===== EXERCISE DATA

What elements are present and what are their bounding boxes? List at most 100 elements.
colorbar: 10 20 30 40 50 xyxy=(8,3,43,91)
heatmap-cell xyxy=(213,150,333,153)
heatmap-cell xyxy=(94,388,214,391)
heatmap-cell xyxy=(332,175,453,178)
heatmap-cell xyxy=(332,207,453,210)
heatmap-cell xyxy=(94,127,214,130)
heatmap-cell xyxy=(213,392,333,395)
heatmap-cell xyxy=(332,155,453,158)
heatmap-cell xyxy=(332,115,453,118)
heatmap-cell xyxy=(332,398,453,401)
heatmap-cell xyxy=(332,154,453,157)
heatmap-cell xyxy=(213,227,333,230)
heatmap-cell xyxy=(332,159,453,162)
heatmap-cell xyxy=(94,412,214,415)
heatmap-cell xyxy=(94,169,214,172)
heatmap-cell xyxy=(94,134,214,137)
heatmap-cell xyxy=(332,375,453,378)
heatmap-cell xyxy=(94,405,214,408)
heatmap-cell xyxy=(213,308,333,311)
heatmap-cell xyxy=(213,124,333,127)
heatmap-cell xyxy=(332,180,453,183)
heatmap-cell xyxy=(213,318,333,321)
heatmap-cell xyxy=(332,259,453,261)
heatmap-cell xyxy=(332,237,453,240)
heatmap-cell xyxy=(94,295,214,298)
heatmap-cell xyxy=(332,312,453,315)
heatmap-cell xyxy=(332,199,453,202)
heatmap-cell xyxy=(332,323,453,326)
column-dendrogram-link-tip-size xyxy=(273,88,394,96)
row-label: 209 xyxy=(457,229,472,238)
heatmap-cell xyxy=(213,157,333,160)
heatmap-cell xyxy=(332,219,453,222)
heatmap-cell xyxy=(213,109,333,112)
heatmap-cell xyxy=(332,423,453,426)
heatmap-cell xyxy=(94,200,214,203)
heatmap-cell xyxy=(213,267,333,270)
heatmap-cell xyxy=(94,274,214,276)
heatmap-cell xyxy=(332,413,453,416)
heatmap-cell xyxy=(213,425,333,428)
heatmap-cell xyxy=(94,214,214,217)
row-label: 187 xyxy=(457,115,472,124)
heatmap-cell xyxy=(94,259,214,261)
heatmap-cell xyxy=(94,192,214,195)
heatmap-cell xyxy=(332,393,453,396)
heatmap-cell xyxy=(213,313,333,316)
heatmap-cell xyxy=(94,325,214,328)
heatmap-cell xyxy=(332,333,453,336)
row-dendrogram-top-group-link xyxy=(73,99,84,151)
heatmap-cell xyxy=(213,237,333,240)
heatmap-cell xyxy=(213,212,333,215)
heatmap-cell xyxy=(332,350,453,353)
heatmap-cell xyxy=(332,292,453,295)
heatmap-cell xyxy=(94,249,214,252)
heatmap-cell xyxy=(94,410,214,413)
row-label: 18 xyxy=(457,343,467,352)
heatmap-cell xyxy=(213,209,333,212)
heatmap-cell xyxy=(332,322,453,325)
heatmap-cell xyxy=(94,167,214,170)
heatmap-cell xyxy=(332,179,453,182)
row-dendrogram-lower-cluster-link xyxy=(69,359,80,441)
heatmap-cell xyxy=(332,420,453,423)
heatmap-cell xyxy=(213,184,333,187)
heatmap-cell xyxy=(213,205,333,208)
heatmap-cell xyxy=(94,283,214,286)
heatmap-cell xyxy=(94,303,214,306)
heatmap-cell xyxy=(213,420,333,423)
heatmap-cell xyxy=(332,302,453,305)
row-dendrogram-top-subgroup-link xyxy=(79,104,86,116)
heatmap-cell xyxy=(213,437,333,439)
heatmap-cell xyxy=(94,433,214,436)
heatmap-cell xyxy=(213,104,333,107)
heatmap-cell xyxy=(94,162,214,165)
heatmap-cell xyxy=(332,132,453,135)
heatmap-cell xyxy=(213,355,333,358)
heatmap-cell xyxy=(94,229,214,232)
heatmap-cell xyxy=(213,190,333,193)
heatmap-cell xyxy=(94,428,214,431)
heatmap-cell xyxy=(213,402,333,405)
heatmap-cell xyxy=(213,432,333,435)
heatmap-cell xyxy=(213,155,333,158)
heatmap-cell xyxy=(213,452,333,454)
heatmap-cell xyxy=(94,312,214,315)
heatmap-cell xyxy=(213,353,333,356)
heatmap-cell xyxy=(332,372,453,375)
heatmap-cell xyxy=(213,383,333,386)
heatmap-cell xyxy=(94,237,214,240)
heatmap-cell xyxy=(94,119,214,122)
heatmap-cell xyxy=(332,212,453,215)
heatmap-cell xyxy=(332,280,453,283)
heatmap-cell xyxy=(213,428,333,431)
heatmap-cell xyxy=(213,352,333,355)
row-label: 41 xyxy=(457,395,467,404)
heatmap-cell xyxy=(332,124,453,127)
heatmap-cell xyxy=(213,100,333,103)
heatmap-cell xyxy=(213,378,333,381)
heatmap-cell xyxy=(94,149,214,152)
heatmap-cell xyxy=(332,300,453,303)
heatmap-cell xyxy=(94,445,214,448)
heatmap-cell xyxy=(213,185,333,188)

==========

- _GIVEN PROBLEM_
Output every line of the listing above as a numbered list, omitting blank lines.

- _SOLUTION TO THE EXERCISE_
1. What elements are present and what are their bounding boxes? List at most 100 elements.
2. colorbar: 10 20 30 40 50 xyxy=(8,3,43,91)
3. heatmap-cell xyxy=(213,150,333,153)
4. heatmap-cell xyxy=(94,388,214,391)
5. heatmap-cell xyxy=(332,175,453,178)
6. heatmap-cell xyxy=(332,207,453,210)
7. heatmap-cell xyxy=(94,127,214,130)
8. heatmap-cell xyxy=(213,392,333,395)
9. heatmap-cell xyxy=(332,155,453,158)
10. heatmap-cell xyxy=(332,115,453,118)
11. heatmap-cell xyxy=(332,398,453,401)
12. heatmap-cell xyxy=(332,154,453,157)
13. heatmap-cell xyxy=(213,227,333,230)
14. heatmap-cell xyxy=(332,159,453,162)
15. heatmap-cell xyxy=(94,412,214,415)
16. heatmap-cell xyxy=(94,169,214,172)
17. heatmap-cell xyxy=(94,134,214,137)
18. heatmap-cell xyxy=(332,375,453,378)
19. heatmap-cell xyxy=(94,405,214,408)
20. heatmap-cell xyxy=(213,308,333,311)
21. heatmap-cell xyxy=(213,124,333,127)
22. heatmap-cell xyxy=(332,180,453,183)
23. heatmap-cell xyxy=(213,318,333,321)
24. heatmap-cell xyxy=(332,259,453,261)
25. heatmap-cell xyxy=(332,237,453,240)
26. heatmap-cell xyxy=(94,295,214,298)
27. heatmap-cell xyxy=(332,312,453,315)
28. heatmap-cell xyxy=(332,199,453,202)
29. heatmap-cell xyxy=(332,323,453,326)
30. column-dendrogram-link-tip-size xyxy=(273,88,394,96)
31. row-label: 209 xyxy=(457,229,472,238)
32. heatmap-cell xyxy=(213,157,333,160)
33. heatmap-cell xyxy=(332,219,453,222)
34. heatmap-cell xyxy=(213,109,333,112)
35. heatmap-cell xyxy=(332,423,453,426)
36. heatmap-cell xyxy=(94,200,214,203)
37. heatmap-cell xyxy=(213,267,333,270)
38. heatmap-cell xyxy=(94,274,214,276)
39. heatmap-cell xyxy=(332,413,453,416)
40. heatmap-cell xyxy=(213,425,333,428)
41. heatmap-cell xyxy=(94,214,214,217)
42. row-label: 187 xyxy=(457,115,472,124)
43. heatmap-cell xyxy=(94,259,214,261)
44. heatmap-cell xyxy=(94,192,214,195)
45. heatmap-cell xyxy=(332,393,453,396)
46. heatmap-cell xyxy=(213,313,333,316)
47. heatmap-cell xyxy=(94,325,214,328)
48. heatmap-cell xyxy=(332,333,453,336)
49. row-dendrogram-top-group-link xyxy=(73,99,84,151)
50. heatmap-cell xyxy=(213,237,333,240)
51. heatmap-cell xyxy=(213,212,333,215)
52. heatmap-cell xyxy=(332,350,453,353)
53. heatmap-cell xyxy=(332,292,453,295)
54. heatmap-cell xyxy=(94,249,214,252)
55. heatmap-cell xyxy=(94,410,214,413)
56. row-label: 18 xyxy=(457,343,467,352)
57. heatmap-cell xyxy=(213,209,333,212)
58. heatmap-cell xyxy=(332,322,453,325)
59. heatmap-cell xyxy=(94,167,214,170)
60. heatmap-cell xyxy=(332,179,453,182)
61. row-dendrogram-lower-cluster-link xyxy=(69,359,80,441)
62. heatmap-cell xyxy=(332,420,453,423)
63. heatmap-cell xyxy=(213,184,333,187)
64. heatmap-cell xyxy=(213,205,333,208)
65. heatmap-cell xyxy=(94,283,214,286)
66. heatmap-cell xyxy=(94,303,214,306)
67. heatmap-cell xyxy=(213,420,333,423)
68. heatmap-cell xyxy=(332,302,453,305)
69. row-dendrogram-top-subgroup-link xyxy=(79,104,86,116)
70. heatmap-cell xyxy=(213,437,333,439)
71. heatmap-cell xyxy=(94,433,214,436)
72. heatmap-cell xyxy=(213,104,333,107)
73. heatmap-cell xyxy=(94,162,214,165)
74. heatmap-cell xyxy=(332,132,453,135)
75. heatmap-cell xyxy=(213,355,333,358)
76. heatmap-cell xyxy=(94,229,214,232)
77. heatmap-cell xyxy=(213,190,333,193)
78. heatmap-cell xyxy=(94,428,214,431)
79. heatmap-cell xyxy=(213,402,333,405)
80. heatmap-cell xyxy=(213,432,333,435)
81. heatmap-cell xyxy=(213,155,333,158)
82. heatmap-cell xyxy=(213,452,333,454)
83. heatmap-cell xyxy=(94,312,214,315)
84. heatmap-cell xyxy=(213,353,333,356)
85. heatmap-cell xyxy=(332,372,453,375)
86. heatmap-cell xyxy=(213,383,333,386)
87. heatmap-cell xyxy=(94,237,214,240)
88. heatmap-cell xyxy=(94,119,214,122)
89. heatmap-cell xyxy=(332,212,453,215)
90. heatmap-cell xyxy=(332,280,453,283)
91. heatmap-cell xyxy=(213,428,333,431)
92. heatmap-cell xyxy=(213,352,333,355)
93. row-label: 41 xyxy=(457,395,467,404)
94. heatmap-cell xyxy=(332,124,453,127)
95. heatmap-cell xyxy=(213,100,333,103)
96. heatmap-cell xyxy=(213,378,333,381)
97. heatmap-cell xyxy=(94,149,214,152)
98. heatmap-cell xyxy=(332,300,453,303)
99. heatmap-cell xyxy=(94,445,214,448)
100. heatmap-cell xyxy=(213,185,333,188)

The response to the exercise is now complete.